* begin *

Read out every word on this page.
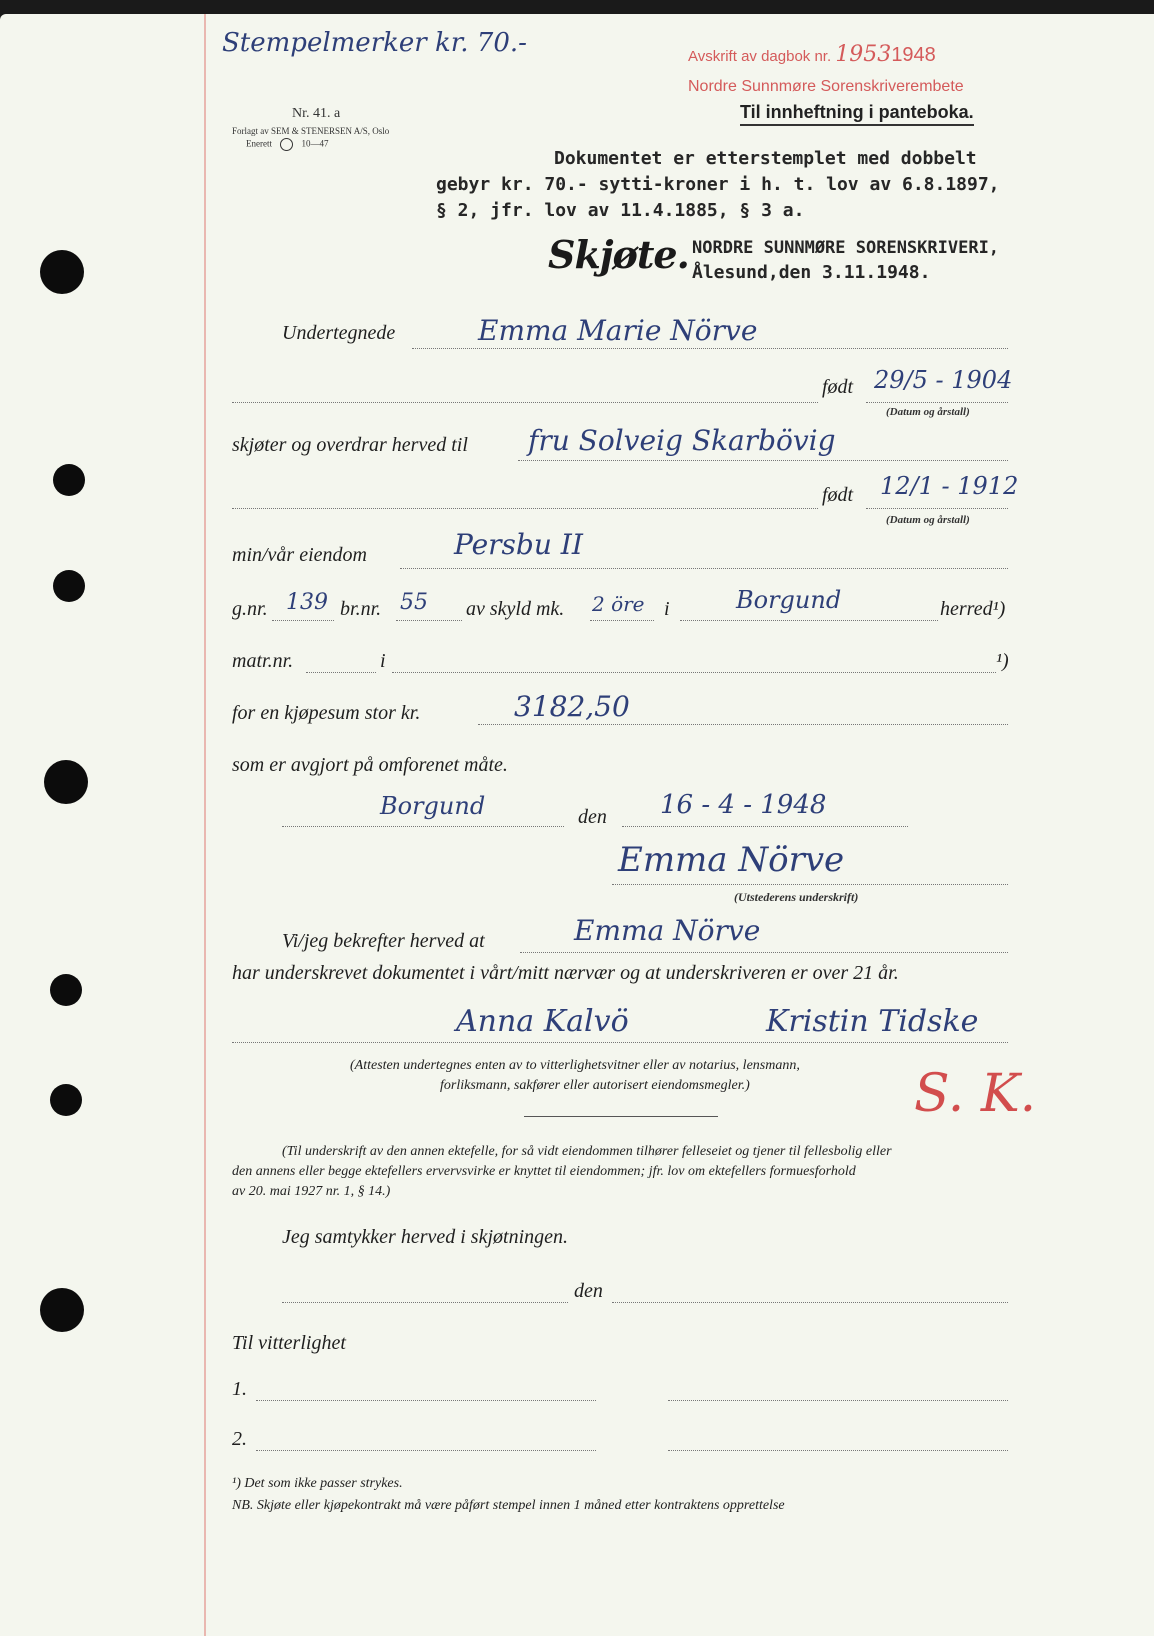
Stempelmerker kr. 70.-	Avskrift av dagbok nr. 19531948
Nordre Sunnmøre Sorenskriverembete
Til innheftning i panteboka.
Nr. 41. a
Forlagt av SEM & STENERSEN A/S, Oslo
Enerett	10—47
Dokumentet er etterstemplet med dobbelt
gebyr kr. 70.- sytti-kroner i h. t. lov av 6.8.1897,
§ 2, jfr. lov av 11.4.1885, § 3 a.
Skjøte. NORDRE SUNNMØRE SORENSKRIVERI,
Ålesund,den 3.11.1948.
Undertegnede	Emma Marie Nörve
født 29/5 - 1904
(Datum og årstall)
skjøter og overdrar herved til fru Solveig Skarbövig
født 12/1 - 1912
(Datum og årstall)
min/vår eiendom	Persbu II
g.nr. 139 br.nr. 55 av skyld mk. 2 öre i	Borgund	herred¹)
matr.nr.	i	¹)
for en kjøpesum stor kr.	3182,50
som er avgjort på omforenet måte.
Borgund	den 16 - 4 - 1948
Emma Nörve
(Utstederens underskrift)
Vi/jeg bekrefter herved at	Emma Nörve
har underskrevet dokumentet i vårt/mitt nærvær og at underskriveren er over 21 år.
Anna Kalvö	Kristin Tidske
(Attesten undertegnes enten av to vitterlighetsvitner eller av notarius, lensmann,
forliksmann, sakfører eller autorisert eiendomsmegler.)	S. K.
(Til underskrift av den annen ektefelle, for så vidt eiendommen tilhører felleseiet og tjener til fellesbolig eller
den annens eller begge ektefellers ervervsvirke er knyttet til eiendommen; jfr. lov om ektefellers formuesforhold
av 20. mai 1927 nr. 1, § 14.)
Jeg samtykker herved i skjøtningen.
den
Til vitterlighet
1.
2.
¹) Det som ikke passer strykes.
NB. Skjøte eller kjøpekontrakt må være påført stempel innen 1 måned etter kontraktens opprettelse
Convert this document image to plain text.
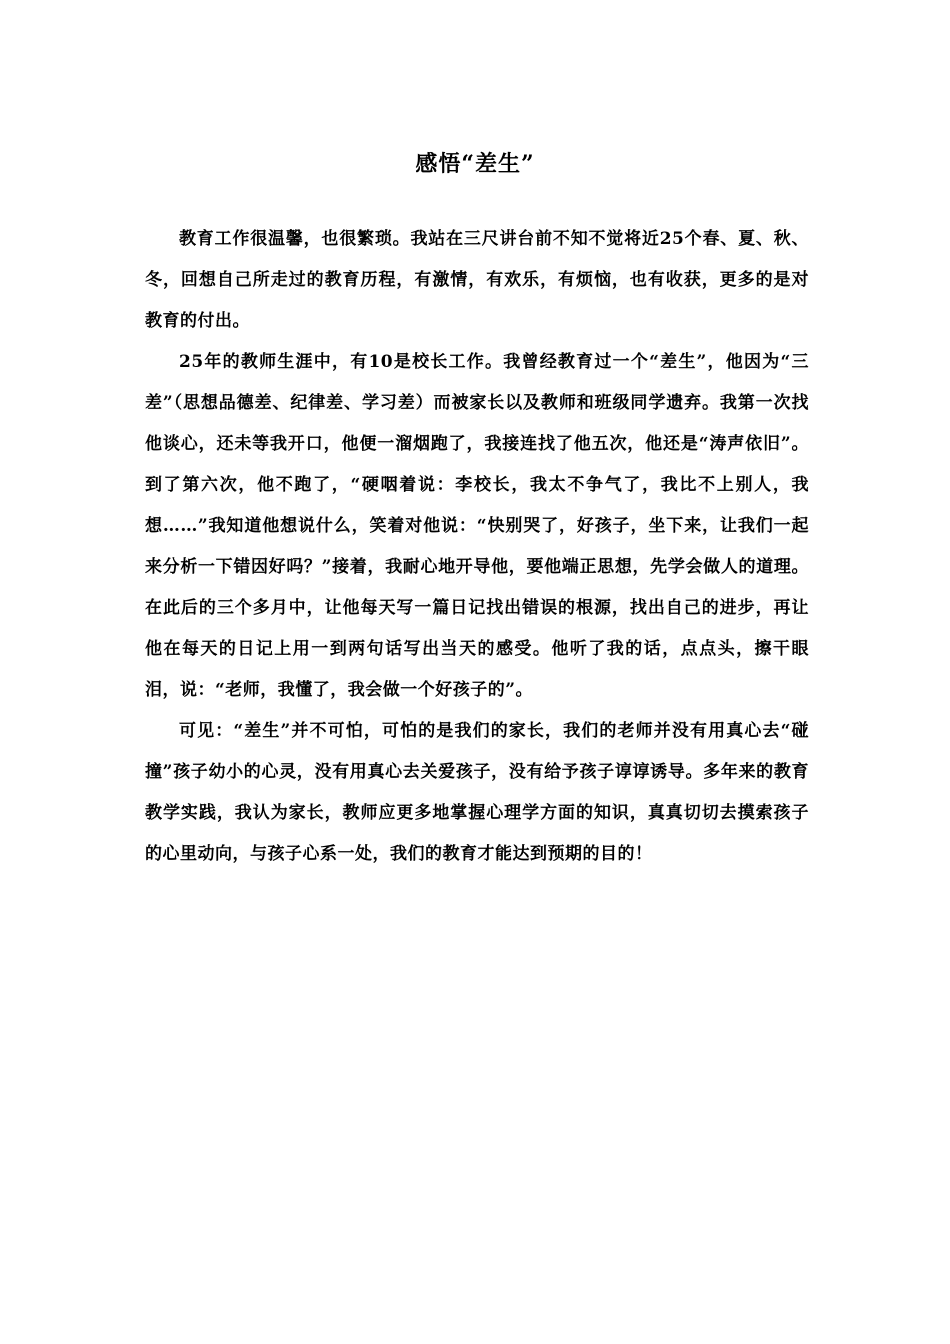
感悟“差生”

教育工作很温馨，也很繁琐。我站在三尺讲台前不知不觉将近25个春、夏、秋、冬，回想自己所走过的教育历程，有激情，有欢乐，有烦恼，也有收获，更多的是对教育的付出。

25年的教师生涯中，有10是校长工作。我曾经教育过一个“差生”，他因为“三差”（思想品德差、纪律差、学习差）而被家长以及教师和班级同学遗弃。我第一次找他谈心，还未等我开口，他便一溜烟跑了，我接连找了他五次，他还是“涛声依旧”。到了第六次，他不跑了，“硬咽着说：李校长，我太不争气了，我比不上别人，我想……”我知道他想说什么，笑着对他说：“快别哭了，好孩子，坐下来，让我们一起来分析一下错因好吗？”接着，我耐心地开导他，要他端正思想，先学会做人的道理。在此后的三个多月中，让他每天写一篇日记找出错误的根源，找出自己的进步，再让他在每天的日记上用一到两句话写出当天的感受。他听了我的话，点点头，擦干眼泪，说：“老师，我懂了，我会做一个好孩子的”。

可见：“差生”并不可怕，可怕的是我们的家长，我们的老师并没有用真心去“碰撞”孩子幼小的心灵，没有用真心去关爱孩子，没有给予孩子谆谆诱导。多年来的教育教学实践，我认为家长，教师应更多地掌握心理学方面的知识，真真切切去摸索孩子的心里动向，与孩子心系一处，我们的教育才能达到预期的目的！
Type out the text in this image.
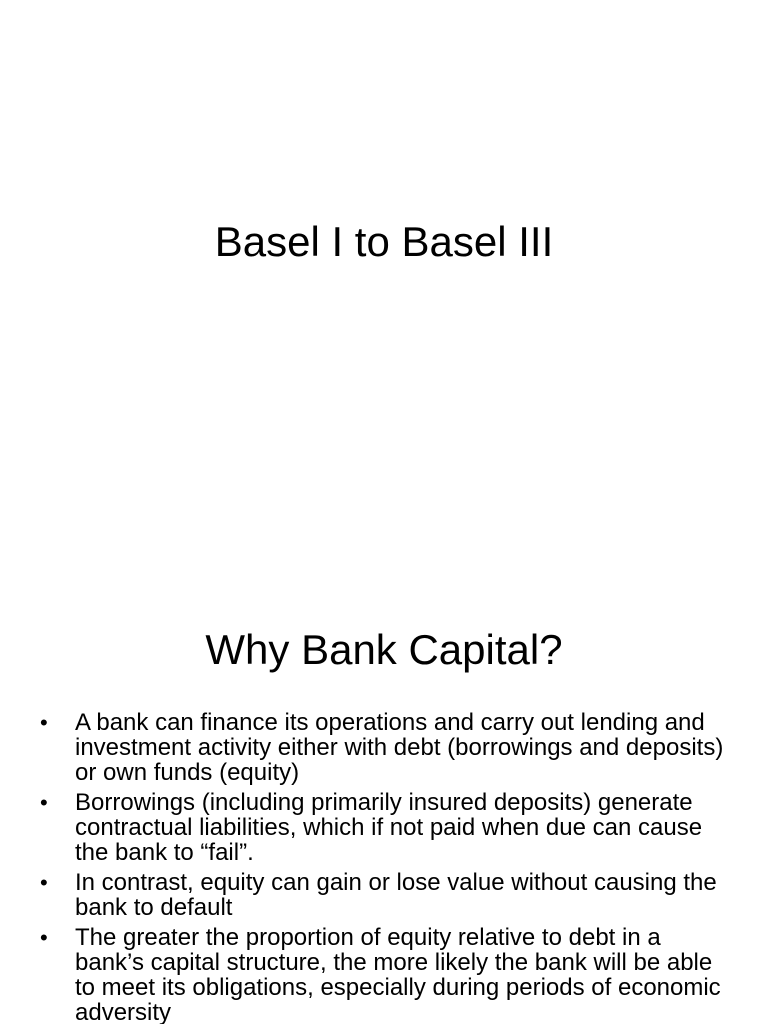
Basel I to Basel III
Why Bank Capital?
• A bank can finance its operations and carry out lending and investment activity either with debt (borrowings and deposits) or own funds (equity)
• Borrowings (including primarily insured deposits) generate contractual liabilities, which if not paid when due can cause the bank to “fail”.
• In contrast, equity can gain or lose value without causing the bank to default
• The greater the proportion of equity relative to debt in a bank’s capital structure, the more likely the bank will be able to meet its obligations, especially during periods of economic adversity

* end *

● WRITTEN EXERCISE
Everything from the line containing "Convert this document image to plain text." to the last line of the listing above must be reproduced exactly, with no pictures included.

● SOLUTION
Convert this document image to plain text.
感悟“差生”

教育工作很温馨，也很繁琐。我站在三尺讲台前不知不觉将近25个春、夏、秋、冬，回想自己所走过的教育历程，有激情，有欢乐，有烦恼，也有收获，更多的是对教育的付出。

25年的教师生涯中，有10是校长工作。我曾经教育过一个“差生”，他因为“三差”（思想品德差、纪律差、学习差）而被家长以及教师和班级同学遗弃。我第一次找他谈心，还未等我开口，他便一溜烟跑了，我接连找了他五次，他还是“涛声依旧”。到了第六次，他不跑了，“硬咽着说：李校长，我太不争气了，我比不上别人，我想……”我知道他想说什么，笑着对他说：“快别哭了，好孩子，坐下来，让我们一起来分析一下错因好吗？”接着，我耐心地开导他，要他端正思想，先学会做人的道理。在此后的三个多月中，让他每天写一篇日记找出错误的根源，找出自己的进步，再让他在每天的日记上用一到两句话写出当天的感受。他听了我的话，点点头，擦干眼泪，说：“老师，我懂了，我会做一个好孩子的”。

可见：“差生”并不可怕，可怕的是我们的家长，我们的老师并没有用真心去“碰撞”孩子幼小的心灵，没有用真心去关爱孩子，没有给予孩子谆谆诱导。多年来的教育教学实践，我认为家长，教师应更多地掌握心理学方面的知识，真真切切去摸索孩子的心里动向，与孩子心系一处，我们的教育才能达到预期的目的！
Type out the text in this image.
Basel I to Basel III
Why Bank Capital?
• A bank can finance its operations and carry out lending and investment activity either with debt (borrowings and deposits) or own funds (equity)
• Borrowings (including primarily insured deposits) generate contractual liabilities, which if not paid when due can cause the bank to “fail”.
• In contrast, equity can gain or lose value without causing the bank to default
• The greater the proportion of equity relative to debt in a bank’s capital structure, the more likely the bank will be able to meet its obligations, especially during periods of economic adversity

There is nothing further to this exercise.